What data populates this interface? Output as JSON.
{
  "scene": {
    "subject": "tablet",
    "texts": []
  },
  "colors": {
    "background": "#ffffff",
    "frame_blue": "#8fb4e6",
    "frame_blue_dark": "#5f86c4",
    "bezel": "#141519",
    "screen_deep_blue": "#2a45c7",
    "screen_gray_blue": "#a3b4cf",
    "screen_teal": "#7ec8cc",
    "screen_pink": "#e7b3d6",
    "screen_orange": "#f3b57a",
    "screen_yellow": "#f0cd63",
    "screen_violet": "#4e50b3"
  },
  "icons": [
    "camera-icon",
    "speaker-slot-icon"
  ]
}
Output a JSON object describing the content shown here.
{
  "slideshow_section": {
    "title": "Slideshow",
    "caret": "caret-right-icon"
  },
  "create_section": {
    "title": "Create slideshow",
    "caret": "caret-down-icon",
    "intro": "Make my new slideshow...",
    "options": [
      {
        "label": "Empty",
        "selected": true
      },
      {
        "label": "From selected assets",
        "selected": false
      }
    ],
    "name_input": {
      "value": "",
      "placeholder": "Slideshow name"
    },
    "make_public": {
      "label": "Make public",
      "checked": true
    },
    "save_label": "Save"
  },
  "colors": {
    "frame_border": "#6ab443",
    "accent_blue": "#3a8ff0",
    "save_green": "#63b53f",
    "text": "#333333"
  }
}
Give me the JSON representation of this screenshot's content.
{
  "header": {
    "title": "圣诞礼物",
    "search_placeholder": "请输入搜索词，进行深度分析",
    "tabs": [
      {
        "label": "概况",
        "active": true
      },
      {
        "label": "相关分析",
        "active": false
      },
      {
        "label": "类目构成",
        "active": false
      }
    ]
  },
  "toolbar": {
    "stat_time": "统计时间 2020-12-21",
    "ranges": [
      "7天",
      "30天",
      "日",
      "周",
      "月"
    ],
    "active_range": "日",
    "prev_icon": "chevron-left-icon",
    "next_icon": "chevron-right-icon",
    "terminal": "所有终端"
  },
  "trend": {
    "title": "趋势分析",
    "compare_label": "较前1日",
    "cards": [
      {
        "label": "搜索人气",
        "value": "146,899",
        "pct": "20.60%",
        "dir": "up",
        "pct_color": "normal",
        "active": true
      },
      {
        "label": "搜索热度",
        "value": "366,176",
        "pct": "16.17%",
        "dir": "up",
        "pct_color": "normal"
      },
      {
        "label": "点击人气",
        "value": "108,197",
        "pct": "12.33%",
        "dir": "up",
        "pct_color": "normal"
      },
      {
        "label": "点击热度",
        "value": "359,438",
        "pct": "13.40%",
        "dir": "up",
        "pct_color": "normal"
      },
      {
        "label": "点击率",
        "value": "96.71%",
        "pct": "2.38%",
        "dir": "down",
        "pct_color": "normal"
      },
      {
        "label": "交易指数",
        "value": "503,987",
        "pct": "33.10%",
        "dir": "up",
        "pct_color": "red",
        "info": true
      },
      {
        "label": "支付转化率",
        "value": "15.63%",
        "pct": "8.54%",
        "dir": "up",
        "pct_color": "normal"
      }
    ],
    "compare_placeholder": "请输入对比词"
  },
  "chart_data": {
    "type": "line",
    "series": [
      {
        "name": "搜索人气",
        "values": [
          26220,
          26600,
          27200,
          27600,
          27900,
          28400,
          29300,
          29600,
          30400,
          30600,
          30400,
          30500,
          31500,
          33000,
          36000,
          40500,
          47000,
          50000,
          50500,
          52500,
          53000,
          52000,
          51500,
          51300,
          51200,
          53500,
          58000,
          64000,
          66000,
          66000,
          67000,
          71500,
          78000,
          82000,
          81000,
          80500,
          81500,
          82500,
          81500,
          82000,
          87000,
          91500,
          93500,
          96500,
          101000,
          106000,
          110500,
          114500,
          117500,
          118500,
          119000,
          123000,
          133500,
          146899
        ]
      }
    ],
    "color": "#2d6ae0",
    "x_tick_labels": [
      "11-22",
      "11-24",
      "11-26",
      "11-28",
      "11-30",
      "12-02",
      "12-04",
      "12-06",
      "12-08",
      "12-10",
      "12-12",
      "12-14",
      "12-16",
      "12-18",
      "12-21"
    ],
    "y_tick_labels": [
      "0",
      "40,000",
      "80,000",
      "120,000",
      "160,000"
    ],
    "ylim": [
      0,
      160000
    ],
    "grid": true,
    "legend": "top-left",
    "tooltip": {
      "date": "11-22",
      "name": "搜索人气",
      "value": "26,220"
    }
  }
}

■ **THE TASK**
Restate each entry exactly, skipping none.

■ **ANSWER TO THIS PROBLEM**
What data populates this interface? Output as JSON.
{
  "scene": {
    "subject": "tablet",
    "texts": []
  },
  "colors": {
    "background": "#ffffff",
    "frame_blue": "#8fb4e6",
    "frame_blue_dark": "#5f86c4",
    "bezel": "#141519",
    "screen_deep_blue": "#2a45c7",
    "screen_gray_blue": "#a3b4cf",
    "screen_teal": "#7ec8cc",
    "screen_pink": "#e7b3d6",
    "screen_orange": "#f3b57a",
    "screen_yellow": "#f0cd63",
    "screen_violet": "#4e50b3"
  },
  "icons": [
    "camera-icon",
    "speaker-slot-icon"
  ]
}
Output a JSON object describing the content shown here.
{
  "slideshow_section": {
    "title": "Slideshow",
    "caret": "caret-right-icon"
  },
  "create_section": {
    "title": "Create slideshow",
    "caret": "caret-down-icon",
    "intro": "Make my new slideshow...",
    "options": [
      {
        "label": "Empty",
        "selected": true
      },
      {
        "label": "From selected assets",
        "selected": false
      }
    ],
    "name_input": {
      "value": "",
      "placeholder": "Slideshow name"
    },
    "make_public": {
      "label": "Make public",
      "checked": true
    },
    "save_label": "Save"
  },
  "colors": {
    "frame_border": "#6ab443",
    "accent_blue": "#3a8ff0",
    "save_green": "#63b53f",
    "text": "#333333"
  }
}
Give me the JSON representation of this screenshot's content.
{
  "header": {
    "title": "圣诞礼物",
    "search_placeholder": "请输入搜索词，进行深度分析",
    "tabs": [
      {
        "label": "概况",
        "active": true
      },
      {
        "label": "相关分析",
        "active": false
      },
      {
        "label": "类目构成",
        "active": false
      }
    ]
  },
  "toolbar": {
    "stat_time": "统计时间 2020-12-21",
    "ranges": [
      "7天",
      "30天",
      "日",
      "周",
      "月"
    ],
    "active_range": "日",
    "prev_icon": "chevron-left-icon",
    "next_icon": "chevron-right-icon",
    "terminal": "所有终端"
  },
  "trend": {
    "title": "趋势分析",
    "compare_label": "较前1日",
    "cards": [
      {
        "label": "搜索人气",
        "value": "146,899",
        "pct": "20.60%",
        "dir": "up",
        "pct_color": "normal",
        "active": true
      },
      {
        "label": "搜索热度",
        "value": "366,176",
        "pct": "16.17%",
        "dir": "up",
        "pct_color": "normal"
      },
      {
        "label": "点击人气",
        "value": "108,197",
        "pct": "12.33%",
        "dir": "up",
        "pct_color": "normal"
      },
      {
        "label": "点击热度",
        "value": "359,438",
        "pct": "13.40%",
        "dir": "up",
        "pct_color": "normal"
      },
      {
        "label": "点击率",
        "value": "96.71%",
        "pct": "2.38%",
        "dir": "down",
        "pct_color": "normal"
      },
      {
        "label": "交易指数",
        "value": "503,987",
        "pct": "33.10%",
        "dir": "up",
        "pct_color": "red",
        "info": true
      },
      {
        "label": "支付转化率",
        "value": "15.63%",
        "pct": "8.54%",
        "dir": "up",
        "pct_color": "normal"
      }
    ],
    "compare_placeholder": "请输入对比词"
  },
  "chart_data": {
    "type": "line",
    "series": [
      {
        "name": "搜索人气",
        "values": [
          26220,
          26600,
          27200,
          27600,
          27900,
          28400,
          29300,
          29600,
          30400,
          30600,
          30400,
          30500,
          31500,
          33000,
          36000,
          40500,
          47000,
          50000,
          50500,
          52500,
          53000,
          52000,
          51500,
          51300,
          51200,
          53500,
          58000,
          64000,
          66000,
          66000,
          67000,
          71500,
          78000,
          82000,
          81000,
          80500,
          81500,
          82500,
          81500,
          82000,
          87000,
          91500,
          93500,
          96500,
          101000,
          106000,
          110500,
          114500,
          117500,
          118500,
          119000,
          123000,
          133500,
          146899
        ]
      }
    ],
    "color": "#2d6ae0",
    "x_tick_labels": [
      "11-22",
      "11-24",
      "11-26",
      "11-28",
      "11-30",
      "12-02",
      "12-04",
      "12-06",
      "12-08",
      "12-10",
      "12-12",
      "12-14",
      "12-16",
      "12-18",
      "12-21"
    ],
    "y_tick_labels": [
      "0",
      "40,000",
      "80,000",
      "120,000",
      "160,000"
    ],
    "ylim": [
      0,
      160000
    ],
    "grid": true,
    "legend": "top-left",
    "tooltip": {
      "date": "11-22",
      "name": "搜索人气",
      "value": "26,220"
    }
  }
}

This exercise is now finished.